- [Requirements]
Where does the string "data" appear in the records? Copy every line that contains it.

- [Supplied material]
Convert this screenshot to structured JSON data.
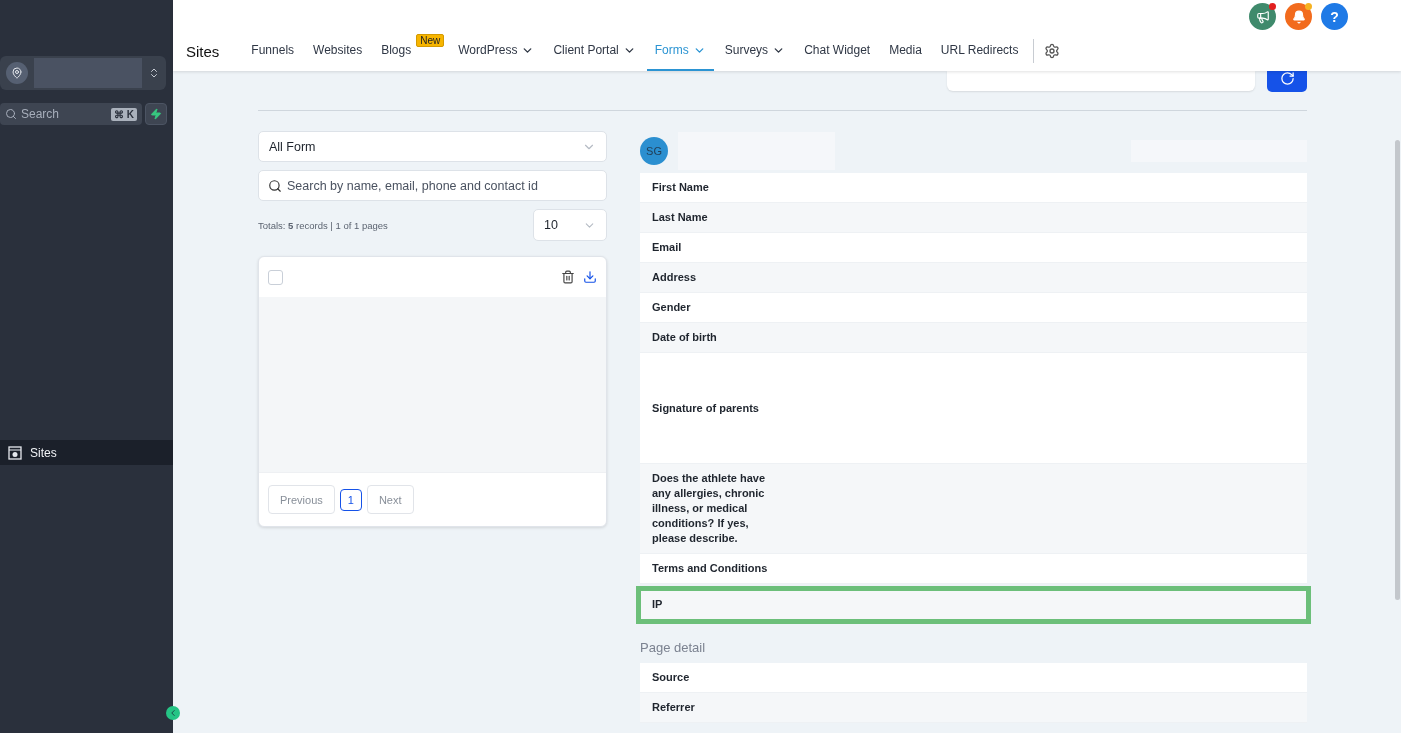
{
  "sidebar": {
    "search": {
      "placeholder": "Search",
      "shortcut": "⌘ K"
    },
    "items": [
      {
        "label": "Sites",
        "selected": true
      }
    ]
  },
  "header": {
    "title": "Sites",
    "tabs": [
      {
        "label": "Funnels",
        "selected": false,
        "dropdown": false
      },
      {
        "label": "Websites",
        "selected": false,
        "dropdown": false
      },
      {
        "label": "Blogs",
        "selected": false,
        "dropdown": false,
        "badge": "New"
      },
      {
        "label": "WordPress",
        "selected": false,
        "dropdown": true
      },
      {
        "label": "Client Portal",
        "selected": false,
        "dropdown": true
      },
      {
        "label": "Forms",
        "selected": true,
        "dropdown": true
      },
      {
        "label": "Surveys",
        "selected": false,
        "dropdown": true
      },
      {
        "label": "Chat Widget",
        "selected": false,
        "dropdown": false
      },
      {
        "label": "Media",
        "selected": false,
        "dropdown": false
      },
      {
        "label": "URL Redirects",
        "selected": false,
        "dropdown": false
      }
    ],
    "actions": [
      {
        "kind": "announcements",
        "unread": true,
        "color": "#3f8a6c"
      },
      {
        "kind": "notifications",
        "unread": true,
        "color": "#f26b1d"
      },
      {
        "kind": "help",
        "label": "?",
        "unread": false,
        "color": "#1f7ae6"
      }
    ]
  },
  "submissions": {
    "form_filter": "All Form",
    "search": {
      "placeholder": "Search by name, email, phone and contact id"
    },
    "totals": "Totals: **5** records | 1 of 1 pages",
    "page_size": "10",
    "select_all": {
      "checked": false
    },
    "pagination": [
      {
        "label": "Previous",
        "selected": false
      },
      {
        "label": "1",
        "selected": true
      },
      {
        "label": "Next",
        "selected": false
      }
    ]
  },
  "detail": {
    "initials": "SG",
    "fields": [
      {
        "label": "First Name",
        "kind": "text",
        "highlighted": false
      },
      {
        "label": "Last Name",
        "kind": "text",
        "highlighted": false
      },
      {
        "label": "Email",
        "kind": "text",
        "highlighted": false
      },
      {
        "label": "Address",
        "kind": "text",
        "highlighted": false
      },
      {
        "label": "Gender",
        "kind": "text",
        "highlighted": false
      },
      {
        "label": "Date of birth",
        "kind": "text",
        "highlighted": false
      },
      {
        "label": "Signature of parents",
        "kind": "signature",
        "highlighted": false
      },
      {
        "label": "Does the athlete have any allergies, chronic illness, or medical conditions? If yes, please describe.",
        "kind": "text",
        "highlighted": false
      },
      {
        "label": "Terms and Conditions",
        "kind": "text",
        "highlighted": false
      },
      {
        "label": "IP",
        "kind": "text",
        "highlighted": true
      }
    ],
    "page_detail": {
      "title": "Page detail",
      "fields": [
        {
          "label": "Source",
          "highlighted": false
        },
        {
          "label": "Referrer",
          "highlighted": false
        }
      ]
    }
  }
}
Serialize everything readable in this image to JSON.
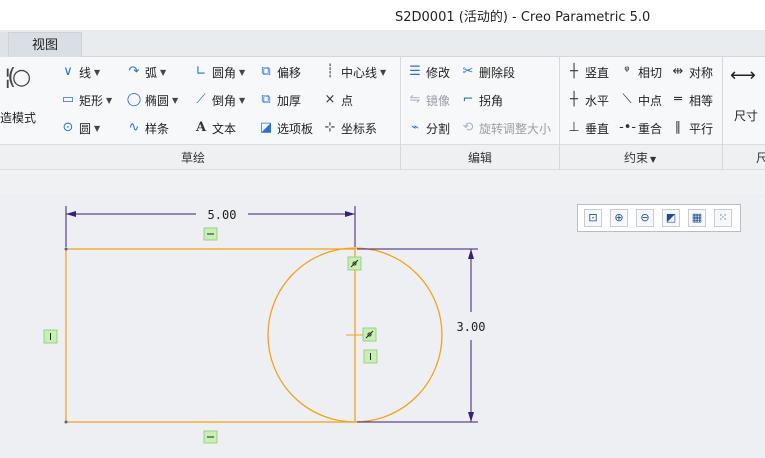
{
  "window": {
    "title": "S2D0001 (活动的) - Creo Parametric 5.0"
  },
  "tabs": [
    {
      "label": "视图"
    }
  ],
  "ribbon": {
    "construction_mode": "构造模式",
    "sketch": {
      "group_label": "草绘",
      "line": "线",
      "arc": "弧",
      "fillet": "圆角",
      "offset": "偏移",
      "centerline": "中心线",
      "rectangle": "矩形",
      "ellipse": "椭圆",
      "chamfer": "倒角",
      "thicken": "加厚",
      "point": "点",
      "circle": "圆",
      "spline": "样条",
      "text": "文本",
      "palette": "选项板",
      "coord_system": "坐标系"
    },
    "edit": {
      "group_label": "编辑",
      "modify": "修改",
      "delete_segment": "删除段",
      "mirror": "镜像",
      "corner": "拐角",
      "divide": "分割",
      "rotate_resize": "旋转调整大小"
    },
    "constrain": {
      "group_label": "约束",
      "vertical": "竖直",
      "tangent": "相切",
      "symmetric": "对称",
      "horizontal": "水平",
      "midpoint": "中点",
      "equal": "相等",
      "perpendicular": "垂直",
      "coincident": "重合",
      "parallel": "平行"
    },
    "dimension": {
      "group_label": "尺",
      "dimension": "尺寸"
    }
  },
  "sketch": {
    "dim_width": "5.00",
    "dim_height": "3.00",
    "colors": {
      "geometry": "#f5a21b",
      "dimension": "#3a1f7a",
      "constraint_bg": "#c9f0b3"
    }
  }
}
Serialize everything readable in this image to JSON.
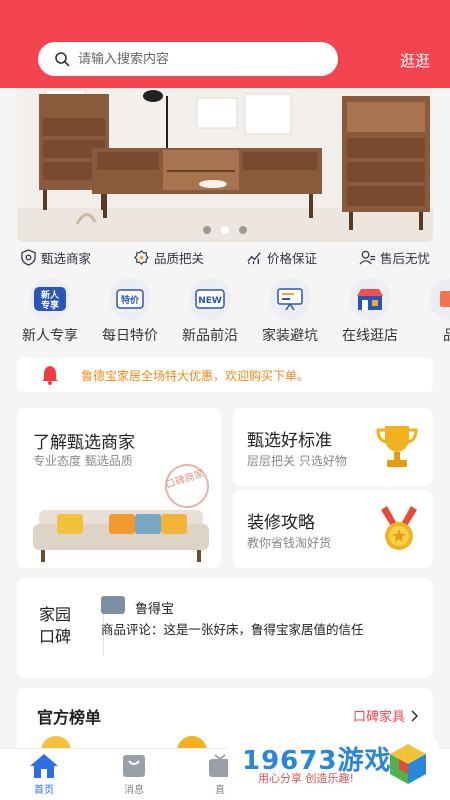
{
  "header": {
    "search_placeholder": "请输入搜索内容",
    "browse_label": "逛逛",
    "background_color": "#f2454f"
  },
  "banner": {
    "slides_count": 3,
    "active_slide": 2
  },
  "features": [
    {
      "label": "甄选商家",
      "icon": "shield-icon"
    },
    {
      "label": "品质把关",
      "icon": "quality-icon"
    },
    {
      "label": "价格保证",
      "icon": "price-chart-icon"
    },
    {
      "label": "售后无忧",
      "icon": "service-person-icon"
    }
  ],
  "categories": [
    {
      "label": "新人专享",
      "icon_text": "新人专享",
      "icon": "new-user-icon"
    },
    {
      "label": "每日特价",
      "icon_text": "特价",
      "icon": "special-price-icon"
    },
    {
      "label": "新品前沿",
      "icon_text": "NEW",
      "icon": "new-product-icon"
    },
    {
      "label": "家装避坑",
      "icon": "guide-board-icon"
    },
    {
      "label": "在线逛店",
      "icon": "store-icon"
    },
    {
      "label": "品",
      "icon": "more-category-icon"
    }
  ],
  "notice": {
    "text": "鲁德宝家居全场特大优惠，欢迎购买下单。",
    "icon": "bell-icon"
  },
  "promo": {
    "merchant": {
      "title": "了解甄选商家",
      "subtitle": "专业态度 甄选品质",
      "stamp": "口碑商家"
    },
    "standard": {
      "title": "甄选好标准",
      "subtitle": "层层把关 只选好物",
      "icon": "trophy-icon"
    },
    "guide": {
      "title": "装修攻略",
      "subtitle": "教你省钱淘好货",
      "icon": "medal-icon"
    }
  },
  "reviews": {
    "label_line1": "家园",
    "label_line2": "口碑",
    "user": "鲁得宝",
    "text": "商品评论：这是一张好床，鲁得宝家居值的信任"
  },
  "ranking": {
    "title": "官方榜单",
    "link": "口碑家具"
  },
  "tabbar": {
    "tabs": [
      {
        "label": "首页",
        "icon": "home-icon"
      },
      {
        "label": "消息",
        "icon": "message-icon"
      },
      {
        "label": "直",
        "icon": "live-icon"
      }
    ]
  },
  "watermark": {
    "title": "19673游戏",
    "slogan": "用心分享 创造乐趣!"
  }
}
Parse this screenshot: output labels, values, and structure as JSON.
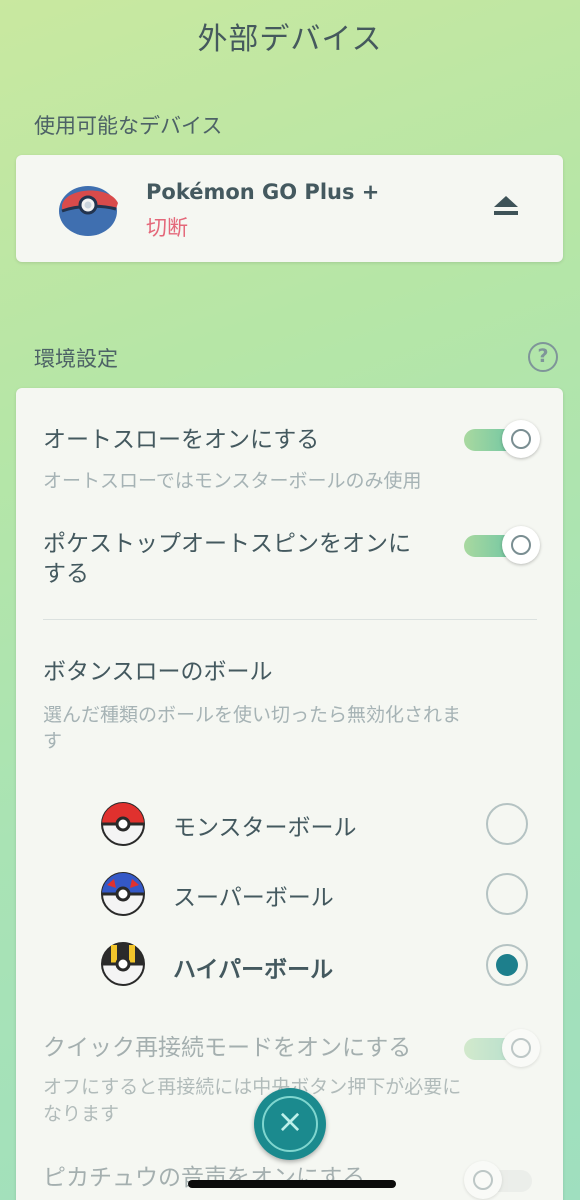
{
  "header": {
    "title": "外部デバイス"
  },
  "devices": {
    "section_label": "使用可能なデバイス",
    "device": {
      "name": "Pokémon GO Plus +",
      "status": "切断",
      "status_color": "#e4687a",
      "action_icon": "eject-icon"
    }
  },
  "settings": {
    "section_label": "環境設定",
    "help_icon": "?",
    "auto_throw": {
      "title": "オートスローをオンにする",
      "description": "オートスローではモンスターボールのみ使用",
      "enabled": true
    },
    "auto_spin": {
      "title_line1": "ポケストップオートスピンをオンに",
      "title_line2": "する",
      "enabled": true
    },
    "button_throw": {
      "title": "ボタンスローのボール",
      "description_line1": "選んだ種類のボールを使い切ったら無効化されま",
      "description_line2": "す",
      "balls": [
        {
          "label": "モンスターボール",
          "icon": "poke-ball-icon",
          "selected": false
        },
        {
          "label": "スーパーボール",
          "icon": "great-ball-icon",
          "selected": false
        },
        {
          "label": "ハイパーボール",
          "icon": "ultra-ball-icon",
          "selected": true
        }
      ]
    },
    "quick_reconnect": {
      "title": "クイック再接続モードをオンにする",
      "description_line1": "オフにすると再接続には中央ボタン押下が必要に",
      "description_line2": "なります",
      "enabled": true
    },
    "pikachu_voice": {
      "title": "ピカチュウの音声をオンにする",
      "enabled": false
    }
  },
  "footer": {
    "close_icon": "×"
  },
  "colors": {
    "accent": "#1d7f8c",
    "close_button": "#1b8a8e"
  }
}
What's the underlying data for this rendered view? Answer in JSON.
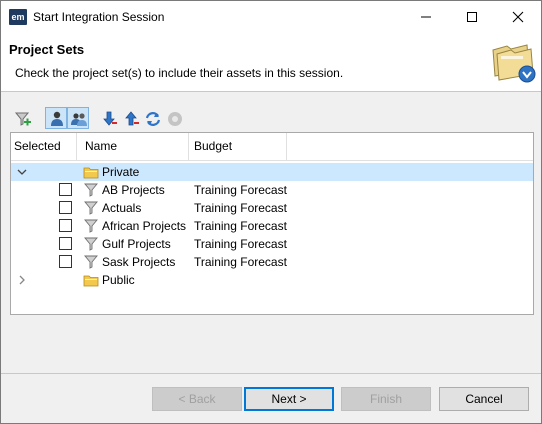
{
  "window": {
    "icon_text": "em",
    "title": "Start Integration Session"
  },
  "banner": {
    "title": "Project Sets",
    "description": "Check the project set(s) to include their assets in this session."
  },
  "toolbar": {
    "buttons": [
      {
        "icon": "filter-add-icon"
      },
      {
        "icon": "single-user-icon",
        "toggled": true
      },
      {
        "icon": "multi-user-icon",
        "toggled": true
      },
      {
        "icon": "move-down-icon"
      },
      {
        "icon": "move-up-icon"
      },
      {
        "icon": "refresh-icon"
      },
      {
        "icon": "disabled-gear-icon"
      }
    ]
  },
  "table": {
    "columns": [
      "Selected",
      "Name",
      "Budget"
    ],
    "groups": [
      {
        "name": "Private",
        "expanded": true,
        "items": [
          {
            "name": "AB Projects",
            "budget": "Training Forecast",
            "checked": false
          },
          {
            "name": "Actuals",
            "budget": "Training Forecast",
            "checked": false
          },
          {
            "name": "African Projects",
            "budget": "Training Forecast",
            "checked": false
          },
          {
            "name": "Gulf Projects",
            "budget": "Training Forecast",
            "checked": false
          },
          {
            "name": "Sask Projects",
            "budget": "Training Forecast",
            "checked": false
          }
        ]
      },
      {
        "name": "Public",
        "expanded": false,
        "items": []
      }
    ]
  },
  "buttons": {
    "back": "< Back",
    "next": "Next >",
    "finish": "Finish",
    "cancel": "Cancel"
  },
  "colors": {
    "selection": "#cce8ff",
    "accent": "#0078d7",
    "folder": "#f2c94c"
  }
}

- [The result]
Convert this screenshot to structured JSON data.
What's the underlying data for this rendered view? Answer in JSON.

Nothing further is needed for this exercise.